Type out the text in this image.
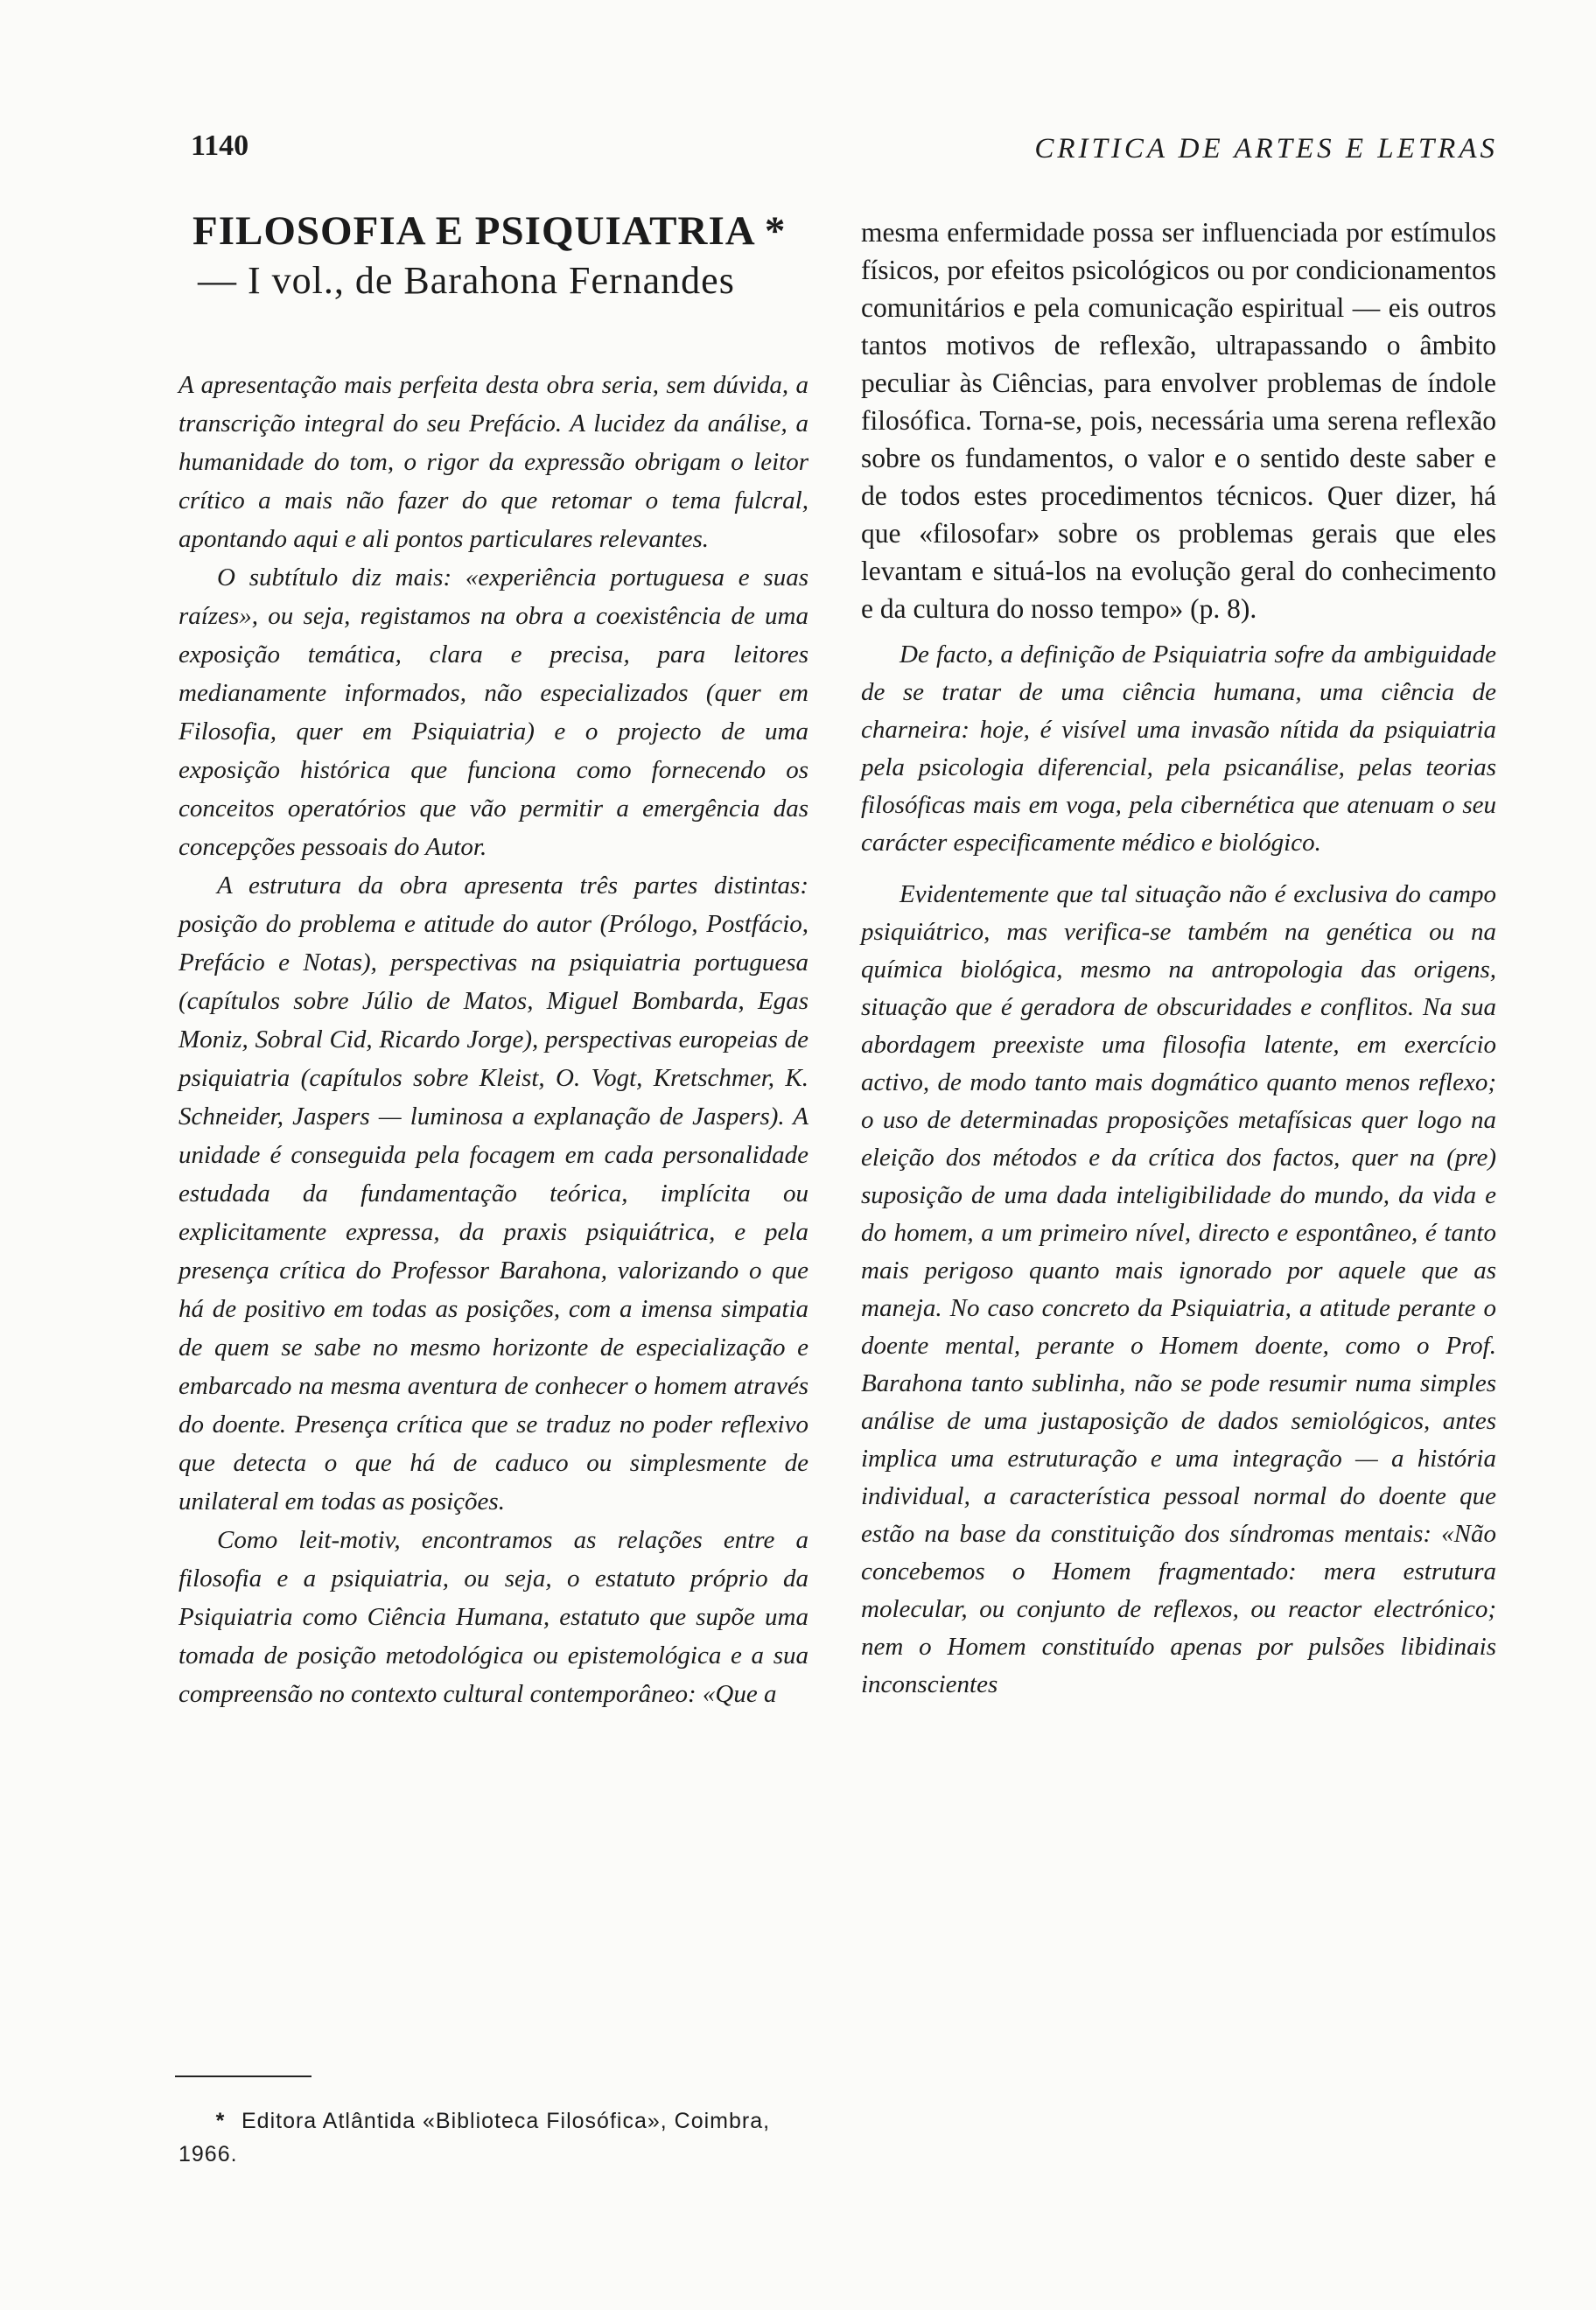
1140	CRITICA DE ARTES E LETRAS
FILOSOFIA E PSIQUIATRIA *
— I vol., de Barahona Fernandes

A apresentação mais perfeita desta obra seria, sem dúvida, a transcrição integral do seu Prefácio. A lucidez da análise, a humanidade do tom, o rigor da expressão obrigam o leitor crítico a mais não fazer do que retomar o tema fulcral, apontando aqui e ali pontos particulares relevantes.

O subtítulo diz mais: «experiência portuguesa e suas raízes», ou seja, registamos na obra a coexistência de uma exposição temática, clara e precisa, para leitores medianamente informados, não especializados (quer em Filosofia, quer em Psiquiatria) e o projecto de uma exposição histórica que funciona como fornecendo os conceitos operatórios que vão permitir a emergência das concepções pessoais do Autor.

A estrutura da obra apresenta três partes distintas: posição do problema e atitude do autor (Prólogo, Postfácio, Prefácio e Notas), perspectivas na psiquiatria portuguesa (capítulos sobre Júlio de Matos, Miguel Bombarda, Egas Moniz, Sobral Cid, Ricardo Jorge), perspectivas europeias de psiquiatria (capítulos sobre Kleist, O. Vogt, Kretschmer, K. Schneider, Jaspers — luminosa a explanação de Jaspers). A unidade é conseguida pela focagem em cada personalidade estudada da fundamentação teórica, implícita ou explicitamente expressa, da praxis psiquiátrica, e pela presença crítica do Professor Barahona, valorizando o que há de positivo em todas as posições, com a imensa simpatia de quem se sabe no mesmo horizonte de especialização e embarcado na mesma aventura de conhecer o homem através do doente. Presença crítica que se traduz no poder reflexivo que detecta o que há de caduco ou simplesmente de unilateral em todas as posições.

Como leit-motiv, encontramos as relações entre a filosofia e a psiquiatria, ou seja, o estatuto próprio da Psiquiatria como Ciência Humana, estatuto que supõe uma tomada de posição metodológica ou epistemológica e a sua compreensão no contexto cultural contemporâneo: «Que a

mesma enfermidade possa ser influenciada por estímulos físicos, por efeitos psicológicos ou por condicionamentos comunitários e pela comunicação espiritual — eis outros tantos motivos de reflexão, ultrapassando o âmbito peculiar às Ciências, para envolver problemas de índole filosófica. Torna-se, pois, necessária uma serena reflexão sobre os fundamentos, o valor e o sentido deste saber e de todos estes procedimentos técnicos. Quer dizer, há que «filosofar» sobre os problemas gerais que eles levantam e situá-los na evolução geral do conhecimento e da cultura do nosso tempo» (p. 8).

De facto, a definição de Psiquiatria sofre da ambiguidade de se tratar de uma ciência humana, uma ciência de charneira: hoje, é visível uma invasão nítida da psiquiatria pela psicologia diferencial, pela psicanálise, pelas teorias filosóficas mais em voga, pela cibernética que atenuam o seu carácter especificamente médico e biológico.

Evidentemente que tal situação não é exclusiva do campo psiquiátrico, mas verifica-se também na genética ou na química biológica, mesmo na antropologia das origens, situação que é geradora de obscuridades e conflitos. Na sua abordagem preexiste uma filosofia latente, em exercício activo, de modo tanto mais dogmático quanto menos reflexo; o uso de determinadas proposições metafísicas quer logo na eleição dos métodos e da crítica dos factos, quer na (pre) suposição de uma dada inteligibilidade do mundo, da vida e do homem, a um primeiro nível, directo e espontâneo, é tanto mais perigoso quanto mais ignorado por aquele que as maneja. No caso concreto da Psiquiatria, a atitude perante o doente mental, perante o Homem doente, como o Prof. Barahona tanto sublinha, não se pode resumir numa simples análise de uma justaposição de dados semiológicos, antes implica uma estruturação e uma integração — a história individual, a característica pessoal normal do doente que estão na base da constituição dos síndromas mentais: «Não concebemos o Homem fragmentado: mera estrutura molecular, ou conjunto de reflexos, ou reactor electrónico; nem o Homem constituído apenas por pulsões libidinais inconscientes

* Editora Atlântida «Biblioteca Filosófica», Coimbra, 1966.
◇ ◇ ◇
» **EXERCISE GOAL**
Transcribe the full listing above exactly, with the images removed.

» **ANSWER BELOW**
Type out the text in this image.
1140	CRITICA DE ARTES E LETRAS
FILOSOFIA E PSIQUIATRIA *
— I vol., de Barahona Fernandes

A apresentação mais perfeita desta obra seria, sem dúvida, a transcrição integral do seu Prefácio. A lucidez da análise, a humanidade do tom, o rigor da expressão obrigam o leitor crítico a mais não fazer do que retomar o tema fulcral, apontando aqui e ali pontos particulares relevantes.

O subtítulo diz mais: «experiência portuguesa e suas raízes», ou seja, registamos na obra a coexistência de uma exposição temática, clara e precisa, para leitores medianamente informados, não especializados (quer em Filosofia, quer em Psiquiatria) e o projecto de uma exposição histórica que funciona como fornecendo os conceitos operatórios que vão permitir a emergência das concepções pessoais do Autor.

A estrutura da obra apresenta três partes distintas: posição do problema e atitude do autor (Prólogo, Postfácio, Prefácio e Notas), perspectivas na psiquiatria portuguesa (capítulos sobre Júlio de Matos, Miguel Bombarda, Egas Moniz, Sobral Cid, Ricardo Jorge), perspectivas europeias de psiquiatria (capítulos sobre Kleist, O. Vogt, Kretschmer, K. Schneider, Jaspers — luminosa a explanação de Jaspers). A unidade é conseguida pela focagem em cada personalidade estudada da fundamentação teórica, implícita ou explicitamente expressa, da praxis psiquiátrica, e pela presença crítica do Professor Barahona, valorizando o que há de positivo em todas as posições, com a imensa simpatia de quem se sabe no mesmo horizonte de especialização e embarcado na mesma aventura de conhecer o homem através do doente. Presença crítica que se traduz no poder reflexivo que detecta o que há de caduco ou simplesmente de unilateral em todas as posições.

Como leit-motiv, encontramos as relações entre a filosofia e a psiquiatria, ou seja, o estatuto próprio da Psiquiatria como Ciência Humana, estatuto que supõe uma tomada de posição metodológica ou epistemológica e a sua compreensão no contexto cultural contemporâneo: «Que a

mesma enfermidade possa ser influenciada por estímulos físicos, por efeitos psicológicos ou por condicionamentos comunitários e pela comunicação espiritual — eis outros tantos motivos de reflexão, ultrapassando o âmbito peculiar às Ciências, para envolver problemas de índole filosófica. Torna-se, pois, necessária uma serena reflexão sobre os fundamentos, o valor e o sentido deste saber e de todos estes procedimentos técnicos. Quer dizer, há que «filosofar» sobre os problemas gerais que eles levantam e situá-los na evolução geral do conhecimento e da cultura do nosso tempo» (p. 8).

De facto, a definição de Psiquiatria sofre da ambiguidade de se tratar de uma ciência humana, uma ciência de charneira: hoje, é visível uma invasão nítida da psiquiatria pela psicologia diferencial, pela psicanálise, pelas teorias filosóficas mais em voga, pela cibernética que atenuam o seu carácter especificamente médico e biológico.

Evidentemente que tal situação não é exclusiva do campo psiquiátrico, mas verifica-se também na genética ou na química biológica, mesmo na antropologia das origens, situação que é geradora de obscuridades e conflitos. Na sua abordagem preexiste uma filosofia latente, em exercício activo, de modo tanto mais dogmático quanto menos reflexo; o uso de determinadas proposições metafísicas quer logo na eleição dos métodos e da crítica dos factos, quer na (pre) suposição de uma dada inteligibilidade do mundo, da vida e do homem, a um primeiro nível, directo e espontâneo, é tanto mais perigoso quanto mais ignorado por aquele que as maneja. No caso concreto da Psiquiatria, a atitude perante o doente mental, perante o Homem doente, como o Prof. Barahona tanto sublinha, não se pode resumir numa simples análise de uma justaposição de dados semiológicos, antes implica uma estruturação e uma integração — a história individual, a característica pessoal normal do doente que estão na base da constituição dos síndromas mentais: «Não concebemos o Homem fragmentado: mera estrutura molecular, ou conjunto de reflexos, ou reactor electrónico; nem o Homem constituído apenas por pulsões libidinais inconscientes

* Editora Atlântida «Biblioteca Filosófica», Coimbra, 1966.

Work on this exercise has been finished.